**Stored items from a collection**
* Begin *

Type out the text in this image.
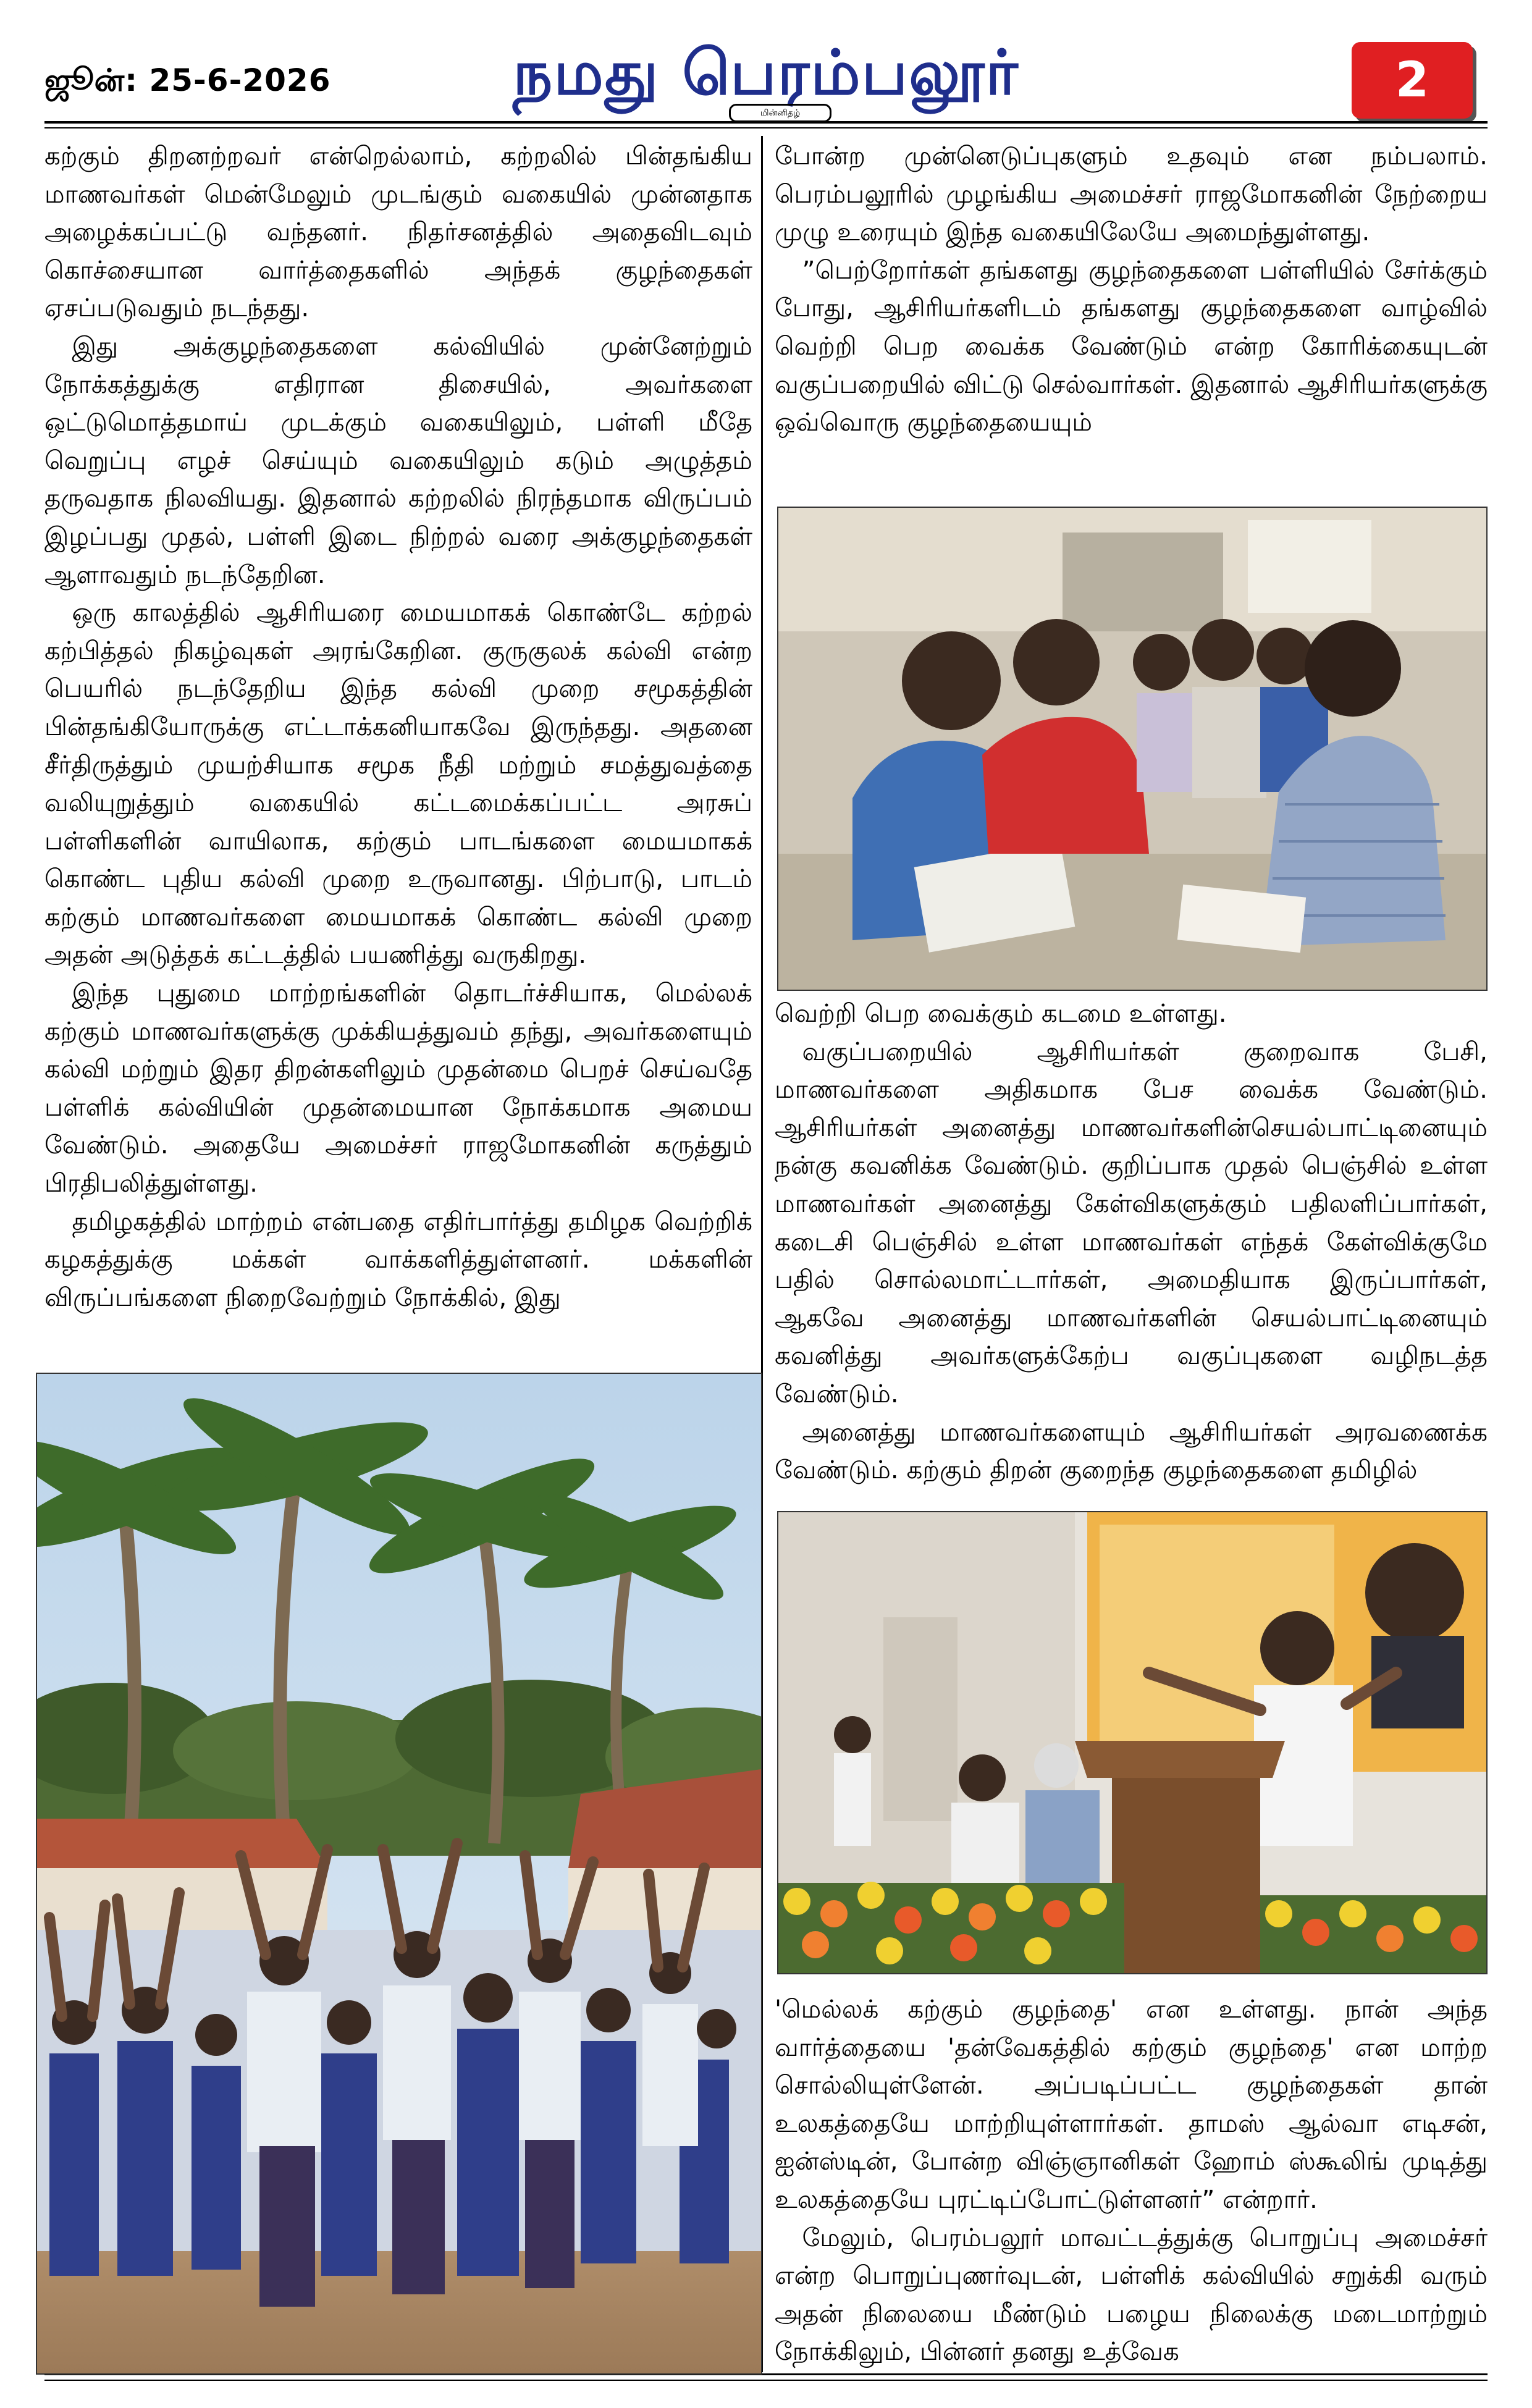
ஜூன்: 25-6-2026	நமது பெரம்பலூர்
மின்னிதழ்
2

கற்கும் திறனற்றவர் என்றெல்லாம், கற்றலில் பின்தங்கிய மாணவர்கள் மென்மேலும் முடங்கும் வகையில் முன்னதாக அழைக்கப்பட்டு வந்தனர். நிதர்சனத்தில் அதைவிடவும் கொச்சையான வார்த்தைகளில் அந்தக் குழந்தைகள் ஏசப்படுவதும் நடந்தது.

இது அக்குழந்தைகளை கல்வியில் முன்னேற்றும் நோக்கத்துக்கு எதிரான திசையில், அவர்களை ஒட்டுமொத்தமாய் முடக்கும் வகையிலும், பள்ளி மீதே வெறுப்பு எழச் செய்யும் வகையிலும் கடும் அழுத்தம் தருவதாக நிலவியது. இதனால் கற்றலில் நிரந்தமாக விருப்பம் இழப்பது முதல், பள்ளி இடை நிற்றல் வரை அக்குழந்தைகள் ஆளாவதும் நடந்தேறின.

ஒரு காலத்தில் ஆசிரியரை மையமாகக் கொண்டே கற்றல் கற்பித்தல் நிகழ்வுகள் அரங்கேறின. குருகுலக் கல்வி என்ற பெயரில் நடந்தேறிய இந்த கல்வி முறை சமூகத்தின் பின்தங்கியோருக்கு எட்டாக்கனியாகவே இருந்தது. அதனை சீர்திருத்தும் முயற்சியாக சமூக நீதி மற்றும் சமத்துவத்தை வலியுறுத்தும் வகையில் கட்டமைக்கப்பட்ட அரசுப் பள்ளிகளின் வாயிலாக, கற்கும் பாடங்களை மையமாகக் கொண்ட புதிய கல்வி முறை உருவானது. பிற்பாடு, பாடம் கற்கும் மாணவர்களை மையமாகக் கொண்ட கல்வி முறை அதன் அடுத்தக் கட்டத்தில் பயணித்து வருகிறது.

இந்த புதுமை மாற்றங்களின் தொடர்ச்சியாக, மெல்லக் கற்கும் மாணவர்களுக்கு முக்கியத்துவம் தந்து, அவர்களையும் கல்வி மற்றும் இதர திறன்களிலும் முதன்மை பெறச் செய்வதே பள்ளிக் கல்வியின் முதன்மையான நோக்கமாக அமைய வேண்டும். அதையே அமைச்சர் ராஜமோகனின் கருத்தும் பிரதிபலித்துள்ளது.

தமிழகத்தில் மாற்றம் என்பதை எதிர்பார்த்து தமிழக வெற்றிக் கழகத்துக்கு மக்கள் வாக்களித்துள்ளனர். மக்களின் விருப்பங்களை நிறைவேற்றும் நோக்கில், இது

போன்ற முன்னெடுப்புகளும் உதவும் என நம்பலாம். பெரம்பலூரில் முழங்கிய அமைச்சர் ராஜமோகனின் நேற்றைய முழு உரையும் இந்த வகையிலேயே அமைந்துள்ளது.

”பெற்றோர்கள் தங்களது குழந்தைகளை பள்ளியில் சேர்க்கும் போது, ஆசிரியர்களிடம் தங்களது குழந்தைகளை வாழ்வில் வெற்றி பெற வைக்க வேண்டும் என்ற கோரிக்கையுடன் வகுப்பறையில் விட்டு செல்வார்கள். இதனால் ஆசிரியர்களுக்கு ஒவ்வொரு குழந்தையையும்

வெற்றி பெற வைக்கும் கடமை உள்ளது.

வகுப்பறையில் ஆசிரியர்கள் குறைவாக பேசி, மாணவர்களை அதிகமாக பேச வைக்க வேண்டும். ஆசிரியர்கள் அனைத்து மாணவர்களின்செயல்பாட்டினையும் நன்கு கவனிக்க வேண்டும். குறிப்பாக முதல் பெஞ்சில் உள்ள மாணவர்கள் அனைத்து கேள்விகளுக்கும் பதிலளிப்பார்கள், கடைசி பெஞ்சில் உள்ள மாணவர்கள் எந்தக் கேள்விக்குமே பதில் சொல்லமாட்டார்கள், அமைதியாக இருப்பார்கள், ஆகவே அனைத்து மாணவர்களின் செயல்பாட்டினையும் கவனித்து அவர்களுக்கேற்ப வகுப்புகளை வழிநடத்த வேண்டும்.

அனைத்து மாணவர்களையும் ஆசிரியர்கள் அரவணைக்க வேண்டும். கற்கும் திறன் குறைந்த குழந்தைகளை தமிழில்

'மெல்லக் கற்கும் குழந்தை' என உள்ளது. நான் அந்த வார்த்தையை 'தன்வேகத்தில் கற்கும் குழந்தை' என மாற்ற சொல்லியுள்ளேன். அப்படிப்பட்ட குழந்தைகள் தான் உலகத்தையே மாற்றியுள்ளார்கள். தாமஸ் ஆல்வா எடிசன், ஐன்ஸ்டின், போன்ற விஞ்ஞானிகள் ஹோம் ஸ்கூலிங் முடித்து உலகத்தையே புரட்டிப்போட்டுள்ளனர்” என்றார்.

மேலும், பெரம்பலூர் மாவட்டத்துக்கு பொறுப்பு அமைச்சர் என்ற பொறுப்புணர்வுடன், பள்ளிக் கல்வியில் சறுக்கி வரும் அதன் நிலையை மீண்டும் பழைய நிலைக்கு மடைமாற்றும் நோக்கிலும், பின்னர் தனது உத்வேக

* End *

**WHAT TO DO**
Output the entries above exactly. Drop the pictures.

**FULL SOLUTION**
Type out the text in this image.
ஜூன்: 25-6-2026	நமது பெரம்பலூர்
மின்னிதழ்
2

கற்கும் திறனற்றவர் என்றெல்லாம், கற்றலில் பின்தங்கிய மாணவர்கள் மென்மேலும் முடங்கும் வகையில் முன்னதாக அழைக்கப்பட்டு வந்தனர். நிதர்சனத்தில் அதைவிடவும் கொச்சையான வார்த்தைகளில் அந்தக் குழந்தைகள் ஏசப்படுவதும் நடந்தது.

இது அக்குழந்தைகளை கல்வியில் முன்னேற்றும் நோக்கத்துக்கு எதிரான திசையில், அவர்களை ஒட்டுமொத்தமாய் முடக்கும் வகையிலும், பள்ளி மீதே வெறுப்பு எழச் செய்யும் வகையிலும் கடும் அழுத்தம் தருவதாக நிலவியது. இதனால் கற்றலில் நிரந்தமாக விருப்பம் இழப்பது முதல், பள்ளி இடை நிற்றல் வரை அக்குழந்தைகள் ஆளாவதும் நடந்தேறின.

ஒரு காலத்தில் ஆசிரியரை மையமாகக் கொண்டே கற்றல் கற்பித்தல் நிகழ்வுகள் அரங்கேறின. குருகுலக் கல்வி என்ற பெயரில் நடந்தேறிய இந்த கல்வி முறை சமூகத்தின் பின்தங்கியோருக்கு எட்டாக்கனியாகவே இருந்தது. அதனை சீர்திருத்தும் முயற்சியாக சமூக நீதி மற்றும் சமத்துவத்தை வலியுறுத்தும் வகையில் கட்டமைக்கப்பட்ட அரசுப் பள்ளிகளின் வாயிலாக, கற்கும் பாடங்களை மையமாகக் கொண்ட புதிய கல்வி முறை உருவானது. பிற்பாடு, பாடம் கற்கும் மாணவர்களை மையமாகக் கொண்ட கல்வி முறை அதன் அடுத்தக் கட்டத்தில் பயணித்து வருகிறது.

இந்த புதுமை மாற்றங்களின் தொடர்ச்சியாக, மெல்லக் கற்கும் மாணவர்களுக்கு முக்கியத்துவம் தந்து, அவர்களையும் கல்வி மற்றும் இதர திறன்களிலும் முதன்மை பெறச் செய்வதே பள்ளிக் கல்வியின் முதன்மையான நோக்கமாக அமைய வேண்டும். அதையே அமைச்சர் ராஜமோகனின் கருத்தும் பிரதிபலித்துள்ளது.

தமிழகத்தில் மாற்றம் என்பதை எதிர்பார்த்து தமிழக வெற்றிக் கழகத்துக்கு மக்கள் வாக்களித்துள்ளனர். மக்களின் விருப்பங்களை நிறைவேற்றும் நோக்கில், இது

போன்ற முன்னெடுப்புகளும் உதவும் என நம்பலாம். பெரம்பலூரில் முழங்கிய அமைச்சர் ராஜமோகனின் நேற்றைய முழு உரையும் இந்த வகையிலேயே அமைந்துள்ளது.

”பெற்றோர்கள் தங்களது குழந்தைகளை பள்ளியில் சேர்க்கும் போது, ஆசிரியர்களிடம் தங்களது குழந்தைகளை வாழ்வில் வெற்றி பெற வைக்க வேண்டும் என்ற கோரிக்கையுடன் வகுப்பறையில் விட்டு செல்வார்கள். இதனால் ஆசிரியர்களுக்கு ஒவ்வொரு குழந்தையையும்

வெற்றி பெற வைக்கும் கடமை உள்ளது.

வகுப்பறையில் ஆசிரியர்கள் குறைவாக பேசி, மாணவர்களை அதிகமாக பேச வைக்க வேண்டும். ஆசிரியர்கள் அனைத்து மாணவர்களின்செயல்பாட்டினையும் நன்கு கவனிக்க வேண்டும். குறிப்பாக முதல் பெஞ்சில் உள்ள மாணவர்கள் அனைத்து கேள்விகளுக்கும் பதிலளிப்பார்கள், கடைசி பெஞ்சில் உள்ள மாணவர்கள் எந்தக் கேள்விக்குமே பதில் சொல்லமாட்டார்கள், அமைதியாக இருப்பார்கள், ஆகவே அனைத்து மாணவர்களின் செயல்பாட்டினையும் கவனித்து அவர்களுக்கேற்ப வகுப்புகளை வழிநடத்த வேண்டும்.

அனைத்து மாணவர்களையும் ஆசிரியர்கள் அரவணைக்க வேண்டும். கற்கும் திறன் குறைந்த குழந்தைகளை தமிழில்

'மெல்லக் கற்கும் குழந்தை' என உள்ளது. நான் அந்த வார்த்தையை 'தன்வேகத்தில் கற்கும் குழந்தை' என மாற்ற சொல்லியுள்ளேன். அப்படிப்பட்ட குழந்தைகள் தான் உலகத்தையே மாற்றியுள்ளார்கள். தாமஸ் ஆல்வா எடிசன், ஐன்ஸ்டின், போன்ற விஞ்ஞானிகள் ஹோம் ஸ்கூலிங் முடித்து உலகத்தையே புரட்டிப்போட்டுள்ளனர்” என்றார்.

மேலும், பெரம்பலூர் மாவட்டத்துக்கு பொறுப்பு அமைச்சர் என்ற பொறுப்புணர்வுடன், பள்ளிக் கல்வியில் சறுக்கி வரும் அதன் நிலையை மீண்டும் பழைய நிலைக்கு மடைமாற்றும் நோக்கிலும், பின்னர் தனது உத்வேக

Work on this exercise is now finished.